Part of a data file:
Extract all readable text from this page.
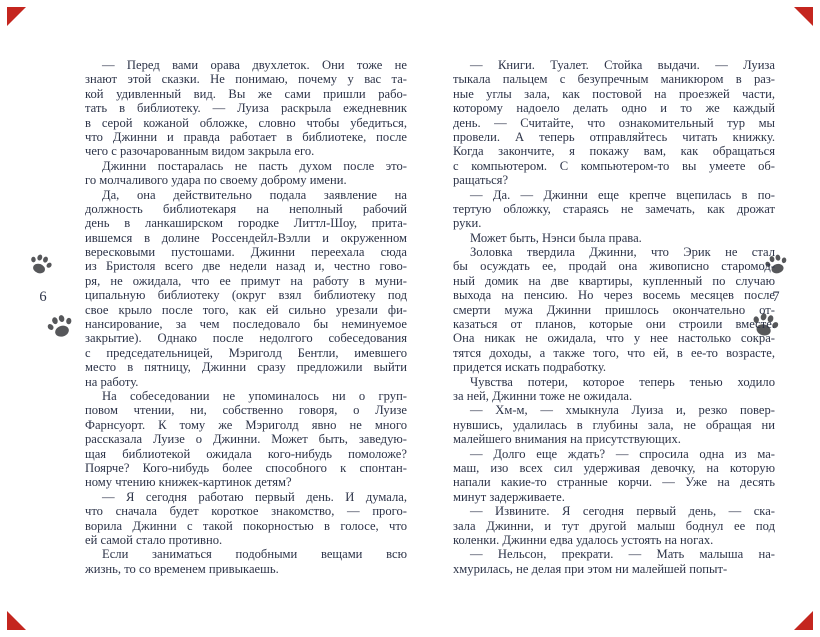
6	7
— Перед вами орава двухлеток. Они тоже не
знают этой сказки. Не понимаю, почему у вас та-
кой удивленный вид. Вы же сами пришли рабо-
тать в библиотеку. — Луиза раскрыла ежедневник
в серой кожаной обложке, словно чтобы убедиться,
что Джинни и правда работает в библиотеке, после
чего с разочарованным видом закрыла его.
Джинни постаралась не пасть духом после это-
го молчаливого удара по своему доброму имени.
Да, она действительно подала заявление на
должность библиотекаря на неполный рабочий
день в ланкаширском городке Литтл-Шоу, прита-
ившемся в долине Россендейл-Вэлли и окруженном
вересковыми пустошами. Джинни переехала сюда
из Бристоля всего две недели назад и, честно гово-
ря, не ожидала, что ее примут на работу в муни-
ципальную библиотеку (округ взял библиотеку под
свое крыло после того, как ей сильно урезали фи-
нансирование, за чем последовало бы неминуемое
закрытие). Однако после недолгого собеседования
с председательницей, Мэриголд Бентли, имевшего
место в пятницу, Джинни сразу предложили выйти
на работу.
На собеседовании не упоминалось ни о груп-
повом чтении, ни, собственно говоря, о Луизе
Фарнсуорт. К тому же Мэриголд явно не много
рассказала Луизе о Джинни. Может быть, заведую-
щая библиотекой ожидала кого-нибудь помоложе?
Поярче? Кого-нибудь более способного к спонтан-
ному чтению книжек-картинок детям?
— Я сегодня работаю первый день. И думала,
что сначала будет короткое знакомство, — прого-
ворила Джинни с такой покорностью в голосе, что
ей самой стало противно.
Если заниматься подобными вещами всю
жизнь, то со временем привыкаешь.
— Книги. Туалет. Стойка выдачи. — Луиза
тыкала пальцем с безупречным маникюром в раз-
ные углы зала, как постовой на проезжей части,
которому надоело делать одно и то же каждый
день. — Считайте, что ознакомительный тур мы
провели. А теперь отправляйтесь читать книжку.
Когда закончите, я покажу вам, как обращаться
с компьютером. С компьютером-то вы умеете об-
ращаться?
— Да. — Джинни еще крепче вцепилась в по-
тертую обложку, стараясь не замечать, как дрожат
руки.
Может быть, Нэнси была права.
Золовка твердила Джинни, что Эрик не стал
бы осуждать ее, продай она живописно старомод-
ный домик на две квартиры, купленный по случаю
выхода на пенсию. Но через восемь месяцев после
смерти мужа Джинни пришлось окончательно от-
казаться от планов, которые они строили вместе.
Она никак не ожидала, что у нее настолько сокра-
тятся доходы, а также того, что ей, в ее-то возрасте,
придется искать подработку.
Чувства потери, которое теперь тенью ходило
за ней, Джинни тоже не ожидала.
— Хм-м, — хмыкнула Луиза и, резко повер-
нувшись, удалилась в глубины зала, не обращая ни
малейшего внимания на присутствующих.
— Долго еще ждать? — спросила одна из ма-
маш, изо всех сил удерживая девочку, на которую
напали какие-то странные корчи. — Уже на десять
минут задерживаете.
— Извините. Я сегодня первый день, — ска-
зала Джинни, и тут другой малыш боднул ее под
коленки. Джинни едва удалось устоять на ногах.
— Нельсон, прекрати. — Мать малыша на-
хмурилась, не делая при этом ни малейшей попыт-
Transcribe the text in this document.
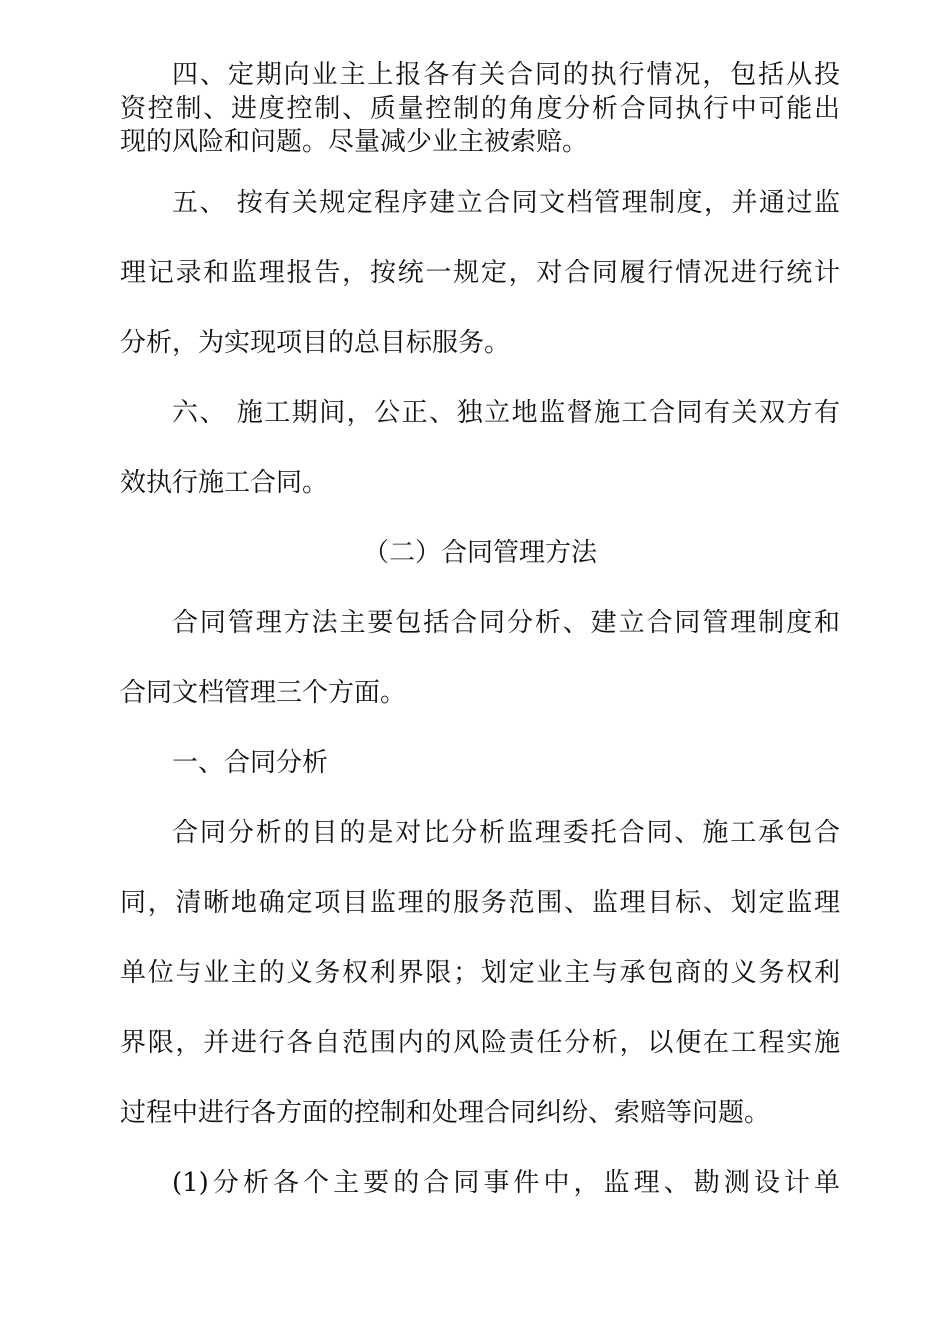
四、定期向业主上报各有关合同的执行情况，包括从投
资控制、进度控制、质量控制的角度分析合同执行中可能出
现的风险和问题。尽量减少业主被索赔。
五、 按有关规定程序建立合同文档管理制度，并通过监
理记录和监理报告，按统一规定，对合同履行情况进行统计
分析，为实现项目的总目标服务。
六、 施工期间，公正、独立地监督施工合同有关双方有
效执行施工合同。
（二）合同管理方法
合同管理方法主要包括合同分析、建立合同管理制度和
合同文档管理三个方面。
一、合同分析
合同分析的目的是对比分析监理委托合同、施工承包合
同，清晰地确定项目监理的服务范围、监理目标、划定监理
单位与业主的义务权利界限；划定业主与承包商的义务权利
界限，并进行各自范围内的风险责任分析，以便在工程实施
过程中进行各方面的控制和处理合同纠纷、索赔等问题。
(1)分析各个主要的合同事件中，监理、勘测设计单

- What you need to do -
Go through the data above and find the lines with the word "this". Copy each of those lines.

- Answer in full -
Extract all readable text from this page.
Transcribe the text in this document.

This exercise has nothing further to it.